_Problem description_. Skip the pictures. Copy all the rest of the records down exactly.

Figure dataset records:

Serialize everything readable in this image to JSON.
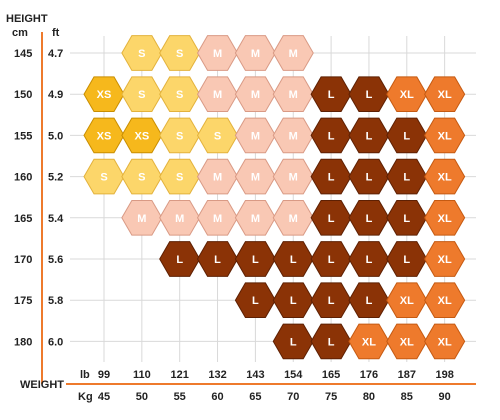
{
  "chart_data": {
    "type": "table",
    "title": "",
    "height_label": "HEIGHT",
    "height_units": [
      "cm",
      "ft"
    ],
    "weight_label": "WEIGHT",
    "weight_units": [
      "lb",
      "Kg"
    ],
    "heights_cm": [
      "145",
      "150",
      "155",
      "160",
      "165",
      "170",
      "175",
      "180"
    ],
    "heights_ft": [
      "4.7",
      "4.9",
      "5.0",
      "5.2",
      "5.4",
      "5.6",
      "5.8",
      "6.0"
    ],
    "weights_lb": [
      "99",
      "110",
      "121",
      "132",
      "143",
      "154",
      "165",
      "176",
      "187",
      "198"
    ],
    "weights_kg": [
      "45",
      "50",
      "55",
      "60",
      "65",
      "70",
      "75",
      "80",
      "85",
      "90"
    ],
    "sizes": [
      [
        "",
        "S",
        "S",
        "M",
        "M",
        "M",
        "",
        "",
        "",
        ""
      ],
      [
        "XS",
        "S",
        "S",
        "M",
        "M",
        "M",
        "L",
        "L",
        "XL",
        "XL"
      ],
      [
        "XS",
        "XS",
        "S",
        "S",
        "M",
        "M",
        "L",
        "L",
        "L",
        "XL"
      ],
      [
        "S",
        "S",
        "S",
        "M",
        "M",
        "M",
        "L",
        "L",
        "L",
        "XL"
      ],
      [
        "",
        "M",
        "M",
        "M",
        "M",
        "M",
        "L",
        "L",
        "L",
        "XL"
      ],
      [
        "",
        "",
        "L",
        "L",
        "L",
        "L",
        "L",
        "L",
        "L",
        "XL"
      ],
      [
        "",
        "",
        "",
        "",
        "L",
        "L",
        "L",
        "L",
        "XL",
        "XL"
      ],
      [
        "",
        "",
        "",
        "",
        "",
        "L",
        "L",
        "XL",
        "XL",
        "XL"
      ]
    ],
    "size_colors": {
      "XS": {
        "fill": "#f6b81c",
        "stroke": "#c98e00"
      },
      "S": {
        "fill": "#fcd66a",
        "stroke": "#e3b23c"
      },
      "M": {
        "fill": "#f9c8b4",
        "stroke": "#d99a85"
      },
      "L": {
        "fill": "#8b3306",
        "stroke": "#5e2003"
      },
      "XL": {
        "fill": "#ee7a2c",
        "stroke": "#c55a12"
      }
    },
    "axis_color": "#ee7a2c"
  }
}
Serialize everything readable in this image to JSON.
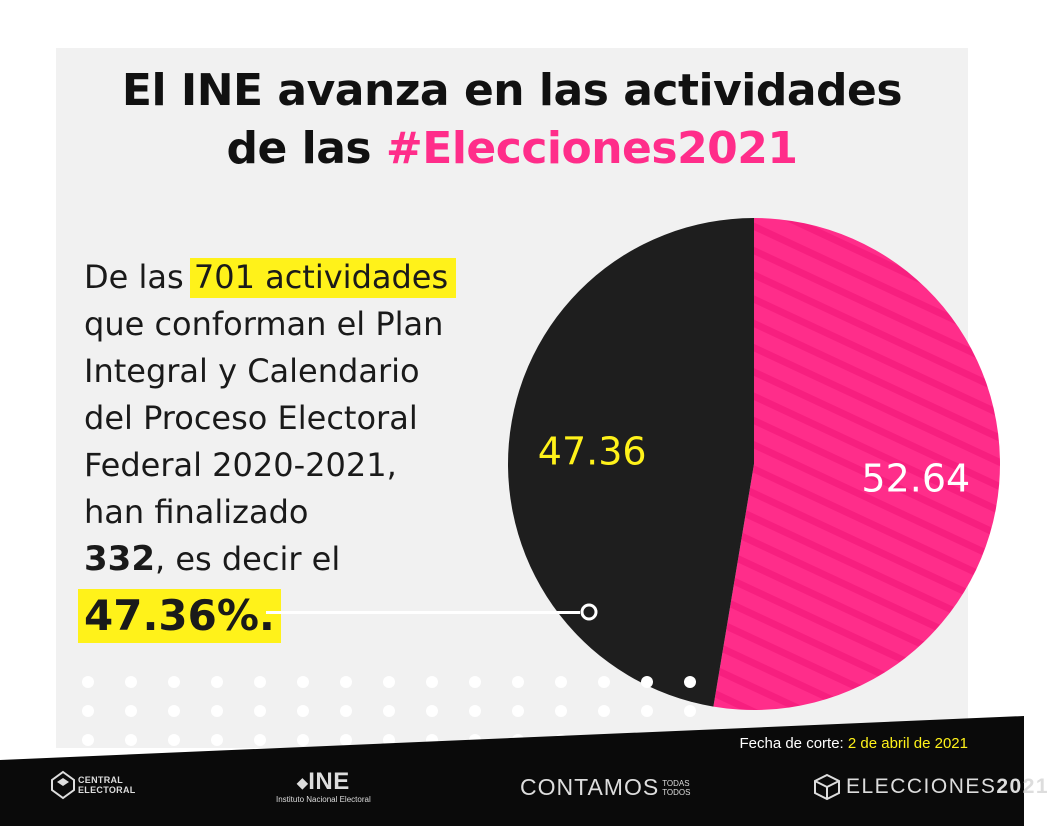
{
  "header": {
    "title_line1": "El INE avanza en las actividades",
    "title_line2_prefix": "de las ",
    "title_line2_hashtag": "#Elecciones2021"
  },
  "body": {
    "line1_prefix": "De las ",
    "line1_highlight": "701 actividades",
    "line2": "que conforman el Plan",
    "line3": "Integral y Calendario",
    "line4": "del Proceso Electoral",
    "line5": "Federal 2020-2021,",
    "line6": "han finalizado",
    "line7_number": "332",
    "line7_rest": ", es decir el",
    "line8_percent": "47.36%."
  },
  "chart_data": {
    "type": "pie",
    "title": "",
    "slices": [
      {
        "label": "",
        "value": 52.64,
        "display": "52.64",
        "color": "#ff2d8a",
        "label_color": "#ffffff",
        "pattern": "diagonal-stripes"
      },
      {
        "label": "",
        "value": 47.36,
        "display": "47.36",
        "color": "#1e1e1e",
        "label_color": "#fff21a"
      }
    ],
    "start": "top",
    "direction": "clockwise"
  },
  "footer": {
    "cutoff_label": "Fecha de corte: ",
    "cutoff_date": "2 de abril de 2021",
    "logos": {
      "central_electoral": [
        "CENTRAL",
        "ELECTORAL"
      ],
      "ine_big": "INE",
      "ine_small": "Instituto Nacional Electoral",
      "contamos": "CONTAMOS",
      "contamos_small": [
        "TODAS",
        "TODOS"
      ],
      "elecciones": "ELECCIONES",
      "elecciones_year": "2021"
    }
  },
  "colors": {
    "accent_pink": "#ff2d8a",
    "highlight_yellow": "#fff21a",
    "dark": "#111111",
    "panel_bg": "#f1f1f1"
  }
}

_The solution_.
Serialize everything readable in this image to JSON.
{
  "chart_data": {
    "type": "table",
    "title": "",
    "height_label": "HEIGHT",
    "height_units": [
      "cm",
      "ft"
    ],
    "weight_label": "WEIGHT",
    "weight_units": [
      "lb",
      "Kg"
    ],
    "heights_cm": [
      "145",
      "150",
      "155",
      "160",
      "165",
      "170",
      "175",
      "180"
    ],
    "heights_ft": [
      "4.7",
      "4.9",
      "5.0",
      "5.2",
      "5.4",
      "5.6",
      "5.8",
      "6.0"
    ],
    "weights_lb": [
      "99",
      "110",
      "121",
      "132",
      "143",
      "154",
      "165",
      "176",
      "187",
      "198"
    ],
    "weights_kg": [
      "45",
      "50",
      "55",
      "60",
      "65",
      "70",
      "75",
      "80",
      "85",
      "90"
    ],
    "sizes": [
      [
        "",
        "S",
        "S",
        "M",
        "M",
        "M",
        "",
        "",
        "",
        ""
      ],
      [
        "XS",
        "S",
        "S",
        "M",
        "M",
        "M",
        "L",
        "L",
        "XL",
        "XL"
      ],
      [
        "XS",
        "XS",
        "S",
        "S",
        "M",
        "M",
        "L",
        "L",
        "L",
        "XL"
      ],
      [
        "S",
        "S",
        "S",
        "M",
        "M",
        "M",
        "L",
        "L",
        "L",
        "XL"
      ],
      [
        "",
        "M",
        "M",
        "M",
        "M",
        "M",
        "L",
        "L",
        "L",
        "XL"
      ],
      [
        "",
        "",
        "L",
        "L",
        "L",
        "L",
        "L",
        "L",
        "L",
        "XL"
      ],
      [
        "",
        "",
        "",
        "",
        "L",
        "L",
        "L",
        "L",
        "XL",
        "XL"
      ],
      [
        "",
        "",
        "",
        "",
        "",
        "L",
        "L",
        "XL",
        "XL",
        "XL"
      ]
    ],
    "size_colors": {
      "XS": {
        "fill": "#f6b81c",
        "stroke": "#c98e00"
      },
      "S": {
        "fill": "#fcd66a",
        "stroke": "#e3b23c"
      },
      "M": {
        "fill": "#f9c8b4",
        "stroke": "#d99a85"
      },
      "L": {
        "fill": "#8b3306",
        "stroke": "#5e2003"
      },
      "XL": {
        "fill": "#ee7a2c",
        "stroke": "#c55a12"
      }
    },
    "axis_color": "#ee7a2c"
  }
}
Serialize everything readable in this image to JSON.
{
  "header": {
    "title_line1": "El INE avanza en las actividades",
    "title_line2_prefix": "de las ",
    "title_line2_hashtag": "#Elecciones2021"
  },
  "body": {
    "line1_prefix": "De las ",
    "line1_highlight": "701 actividades",
    "line2": "que conforman el Plan",
    "line3": "Integral y Calendario",
    "line4": "del Proceso Electoral",
    "line5": "Federal 2020-2021,",
    "line6": "han finalizado",
    "line7_number": "332",
    "line7_rest": ", es decir el",
    "line8_percent": "47.36%."
  },
  "chart_data": {
    "type": "pie",
    "title": "",
    "slices": [
      {
        "label": "",
        "value": 52.64,
        "display": "52.64",
        "color": "#ff2d8a",
        "label_color": "#ffffff",
        "pattern": "diagonal-stripes"
      },
      {
        "label": "",
        "value": 47.36,
        "display": "47.36",
        "color": "#1e1e1e",
        "label_color": "#fff21a"
      }
    ],
    "start": "top",
    "direction": "clockwise"
  },
  "footer": {
    "cutoff_label": "Fecha de corte: ",
    "cutoff_date": "2 de abril de 2021",
    "logos": {
      "central_electoral": [
        "CENTRAL",
        "ELECTORAL"
      ],
      "ine_big": "INE",
      "ine_small": "Instituto Nacional Electoral",
      "contamos": "CONTAMOS",
      "contamos_small": [
        "TODAS",
        "TODOS"
      ],
      "elecciones": "ELECCIONES",
      "elecciones_year": "2021"
    }
  },
  "colors": {
    "accent_pink": "#ff2d8a",
    "highlight_yellow": "#fff21a",
    "dark": "#111111",
    "panel_bg": "#f1f1f1"
  }
}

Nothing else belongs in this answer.